__Data records__

------------------------------------------------

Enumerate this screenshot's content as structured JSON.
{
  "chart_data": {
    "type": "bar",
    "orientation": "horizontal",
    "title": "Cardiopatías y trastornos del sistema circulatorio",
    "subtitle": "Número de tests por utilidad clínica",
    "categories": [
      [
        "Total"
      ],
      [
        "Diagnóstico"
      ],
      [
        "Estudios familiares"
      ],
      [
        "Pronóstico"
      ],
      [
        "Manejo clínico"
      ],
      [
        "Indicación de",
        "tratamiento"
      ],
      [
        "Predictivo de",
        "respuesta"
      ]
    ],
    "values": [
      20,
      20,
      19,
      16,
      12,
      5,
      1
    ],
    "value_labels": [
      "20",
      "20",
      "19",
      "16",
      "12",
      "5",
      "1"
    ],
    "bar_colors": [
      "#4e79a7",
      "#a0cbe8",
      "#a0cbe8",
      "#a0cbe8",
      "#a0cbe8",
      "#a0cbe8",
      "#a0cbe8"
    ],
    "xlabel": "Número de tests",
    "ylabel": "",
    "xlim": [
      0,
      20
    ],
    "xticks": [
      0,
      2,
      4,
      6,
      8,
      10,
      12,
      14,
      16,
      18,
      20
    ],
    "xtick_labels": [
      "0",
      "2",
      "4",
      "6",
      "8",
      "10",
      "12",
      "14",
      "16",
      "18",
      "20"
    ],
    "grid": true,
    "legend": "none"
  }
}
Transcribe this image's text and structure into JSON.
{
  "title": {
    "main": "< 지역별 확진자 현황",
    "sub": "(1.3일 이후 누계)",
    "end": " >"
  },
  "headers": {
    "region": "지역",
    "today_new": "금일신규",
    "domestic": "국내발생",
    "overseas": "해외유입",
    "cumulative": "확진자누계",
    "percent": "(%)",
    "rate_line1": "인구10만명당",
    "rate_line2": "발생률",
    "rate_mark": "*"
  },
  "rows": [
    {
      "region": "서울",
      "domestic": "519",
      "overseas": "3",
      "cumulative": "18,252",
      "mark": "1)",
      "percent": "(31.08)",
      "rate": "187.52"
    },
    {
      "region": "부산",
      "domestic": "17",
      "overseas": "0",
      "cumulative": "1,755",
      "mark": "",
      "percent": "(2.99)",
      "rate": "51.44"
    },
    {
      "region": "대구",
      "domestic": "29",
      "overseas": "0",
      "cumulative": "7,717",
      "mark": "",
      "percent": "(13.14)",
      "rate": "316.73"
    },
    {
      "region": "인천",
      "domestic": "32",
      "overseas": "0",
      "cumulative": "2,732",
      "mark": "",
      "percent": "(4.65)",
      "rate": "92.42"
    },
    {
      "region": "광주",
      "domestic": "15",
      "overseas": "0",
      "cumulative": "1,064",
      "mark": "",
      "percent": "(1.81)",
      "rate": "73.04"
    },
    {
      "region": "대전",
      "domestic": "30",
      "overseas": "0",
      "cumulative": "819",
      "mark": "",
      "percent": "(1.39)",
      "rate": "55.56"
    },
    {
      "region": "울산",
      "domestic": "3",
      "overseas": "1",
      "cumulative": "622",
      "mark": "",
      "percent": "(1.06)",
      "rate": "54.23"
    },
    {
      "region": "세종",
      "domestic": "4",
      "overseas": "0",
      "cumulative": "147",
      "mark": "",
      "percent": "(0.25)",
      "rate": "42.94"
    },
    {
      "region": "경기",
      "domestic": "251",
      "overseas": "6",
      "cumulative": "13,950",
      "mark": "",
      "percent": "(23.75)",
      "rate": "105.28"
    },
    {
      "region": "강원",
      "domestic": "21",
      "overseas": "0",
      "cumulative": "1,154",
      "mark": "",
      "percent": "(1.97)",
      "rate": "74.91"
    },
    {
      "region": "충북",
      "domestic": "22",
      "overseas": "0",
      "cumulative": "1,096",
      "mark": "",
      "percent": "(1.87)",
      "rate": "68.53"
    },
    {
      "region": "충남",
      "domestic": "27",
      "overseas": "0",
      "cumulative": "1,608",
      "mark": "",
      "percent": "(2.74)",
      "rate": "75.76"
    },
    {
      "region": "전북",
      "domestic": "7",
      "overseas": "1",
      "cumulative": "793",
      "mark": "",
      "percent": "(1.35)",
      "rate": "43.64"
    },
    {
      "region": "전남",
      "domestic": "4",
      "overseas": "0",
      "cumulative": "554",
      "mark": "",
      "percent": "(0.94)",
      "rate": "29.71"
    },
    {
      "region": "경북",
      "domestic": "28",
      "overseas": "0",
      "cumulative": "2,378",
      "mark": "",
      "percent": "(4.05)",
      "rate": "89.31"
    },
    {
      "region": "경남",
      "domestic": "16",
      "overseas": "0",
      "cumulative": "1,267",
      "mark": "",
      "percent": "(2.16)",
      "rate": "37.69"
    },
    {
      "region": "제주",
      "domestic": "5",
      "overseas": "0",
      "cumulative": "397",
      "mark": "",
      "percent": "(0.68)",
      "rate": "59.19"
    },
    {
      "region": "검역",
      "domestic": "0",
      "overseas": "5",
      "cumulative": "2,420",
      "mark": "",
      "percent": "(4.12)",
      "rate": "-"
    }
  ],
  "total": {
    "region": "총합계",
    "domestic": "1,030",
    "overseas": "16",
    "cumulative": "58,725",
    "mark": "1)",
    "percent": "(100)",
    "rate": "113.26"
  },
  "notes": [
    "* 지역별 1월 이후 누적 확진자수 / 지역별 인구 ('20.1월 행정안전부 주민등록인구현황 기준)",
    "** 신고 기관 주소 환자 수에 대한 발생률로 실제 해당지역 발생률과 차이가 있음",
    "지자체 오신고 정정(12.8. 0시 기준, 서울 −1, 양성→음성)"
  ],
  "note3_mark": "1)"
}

------------------------------------------------

__Stated goal__
Extract the full set of entries word for word.

__Solution for this exercise__
Enumerate this screenshot's content as structured JSON.
{
  "chart_data": {
    "type": "bar",
    "orientation": "horizontal",
    "title": "Cardiopatías y trastornos del sistema circulatorio",
    "subtitle": "Número de tests por utilidad clínica",
    "categories": [
      [
        "Total"
      ],
      [
        "Diagnóstico"
      ],
      [
        "Estudios familiares"
      ],
      [
        "Pronóstico"
      ],
      [
        "Manejo clínico"
      ],
      [
        "Indicación de",
        "tratamiento"
      ],
      [
        "Predictivo de",
        "respuesta"
      ]
    ],
    "values": [
      20,
      20,
      19,
      16,
      12,
      5,
      1
    ],
    "value_labels": [
      "20",
      "20",
      "19",
      "16",
      "12",
      "5",
      "1"
    ],
    "bar_colors": [
      "#4e79a7",
      "#a0cbe8",
      "#a0cbe8",
      "#a0cbe8",
      "#a0cbe8",
      "#a0cbe8",
      "#a0cbe8"
    ],
    "xlabel": "Número de tests",
    "ylabel": "",
    "xlim": [
      0,
      20
    ],
    "xticks": [
      0,
      2,
      4,
      6,
      8,
      10,
      12,
      14,
      16,
      18,
      20
    ],
    "xtick_labels": [
      "0",
      "2",
      "4",
      "6",
      "8",
      "10",
      "12",
      "14",
      "16",
      "18",
      "20"
    ],
    "grid": true,
    "legend": "none"
  }
}
Transcribe this image's text and structure into JSON.
{
  "title": {
    "main": "< 지역별 확진자 현황",
    "sub": "(1.3일 이후 누계)",
    "end": " >"
  },
  "headers": {
    "region": "지역",
    "today_new": "금일신규",
    "domestic": "국내발생",
    "overseas": "해외유입",
    "cumulative": "확진자누계",
    "percent": "(%)",
    "rate_line1": "인구10만명당",
    "rate_line2": "발생률",
    "rate_mark": "*"
  },
  "rows": [
    {
      "region": "서울",
      "domestic": "519",
      "overseas": "3",
      "cumulative": "18,252",
      "mark": "1)",
      "percent": "(31.08)",
      "rate": "187.52"
    },
    {
      "region": "부산",
      "domestic": "17",
      "overseas": "0",
      "cumulative": "1,755",
      "mark": "",
      "percent": "(2.99)",
      "rate": "51.44"
    },
    {
      "region": "대구",
      "domestic": "29",
      "overseas": "0",
      "cumulative": "7,717",
      "mark": "",
      "percent": "(13.14)",
      "rate": "316.73"
    },
    {
      "region": "인천",
      "domestic": "32",
      "overseas": "0",
      "cumulative": "2,732",
      "mark": "",
      "percent": "(4.65)",
      "rate": "92.42"
    },
    {
      "region": "광주",
      "domestic": "15",
      "overseas": "0",
      "cumulative": "1,064",
      "mark": "",
      "percent": "(1.81)",
      "rate": "73.04"
    },
    {
      "region": "대전",
      "domestic": "30",
      "overseas": "0",
      "cumulative": "819",
      "mark": "",
      "percent": "(1.39)",
      "rate": "55.56"
    },
    {
      "region": "울산",
      "domestic": "3",
      "overseas": "1",
      "cumulative": "622",
      "mark": "",
      "percent": "(1.06)",
      "rate": "54.23"
    },
    {
      "region": "세종",
      "domestic": "4",
      "overseas": "0",
      "cumulative": "147",
      "mark": "",
      "percent": "(0.25)",
      "rate": "42.94"
    },
    {
      "region": "경기",
      "domestic": "251",
      "overseas": "6",
      "cumulative": "13,950",
      "mark": "",
      "percent": "(23.75)",
      "rate": "105.28"
    },
    {
      "region": "강원",
      "domestic": "21",
      "overseas": "0",
      "cumulative": "1,154",
      "mark": "",
      "percent": "(1.97)",
      "rate": "74.91"
    },
    {
      "region": "충북",
      "domestic": "22",
      "overseas": "0",
      "cumulative": "1,096",
      "mark": "",
      "percent": "(1.87)",
      "rate": "68.53"
    },
    {
      "region": "충남",
      "domestic": "27",
      "overseas": "0",
      "cumulative": "1,608",
      "mark": "",
      "percent": "(2.74)",
      "rate": "75.76"
    },
    {
      "region": "전북",
      "domestic": "7",
      "overseas": "1",
      "cumulative": "793",
      "mark": "",
      "percent": "(1.35)",
      "rate": "43.64"
    },
    {
      "region": "전남",
      "domestic": "4",
      "overseas": "0",
      "cumulative": "554",
      "mark": "",
      "percent": "(0.94)",
      "rate": "29.71"
    },
    {
      "region": "경북",
      "domestic": "28",
      "overseas": "0",
      "cumulative": "2,378",
      "mark": "",
      "percent": "(4.05)",
      "rate": "89.31"
    },
    {
      "region": "경남",
      "domestic": "16",
      "overseas": "0",
      "cumulative": "1,267",
      "mark": "",
      "percent": "(2.16)",
      "rate": "37.69"
    },
    {
      "region": "제주",
      "domestic": "5",
      "overseas": "0",
      "cumulative": "397",
      "mark": "",
      "percent": "(0.68)",
      "rate": "59.19"
    },
    {
      "region": "검역",
      "domestic": "0",
      "overseas": "5",
      "cumulative": "2,420",
      "mark": "",
      "percent": "(4.12)",
      "rate": "-"
    }
  ],
  "total": {
    "region": "총합계",
    "domestic": "1,030",
    "overseas": "16",
    "cumulative": "58,725",
    "mark": "1)",
    "percent": "(100)",
    "rate": "113.26"
  },
  "notes": [
    "* 지역별 1월 이후 누적 확진자수 / 지역별 인구 ('20.1월 행정안전부 주민등록인구현황 기준)",
    "** 신고 기관 주소 환자 수에 대한 발생률로 실제 해당지역 발생률과 차이가 있음",
    "지자체 오신고 정정(12.8. 0시 기준, 서울 −1, 양성→음성)"
  ],
  "note3_mark": "1)"
}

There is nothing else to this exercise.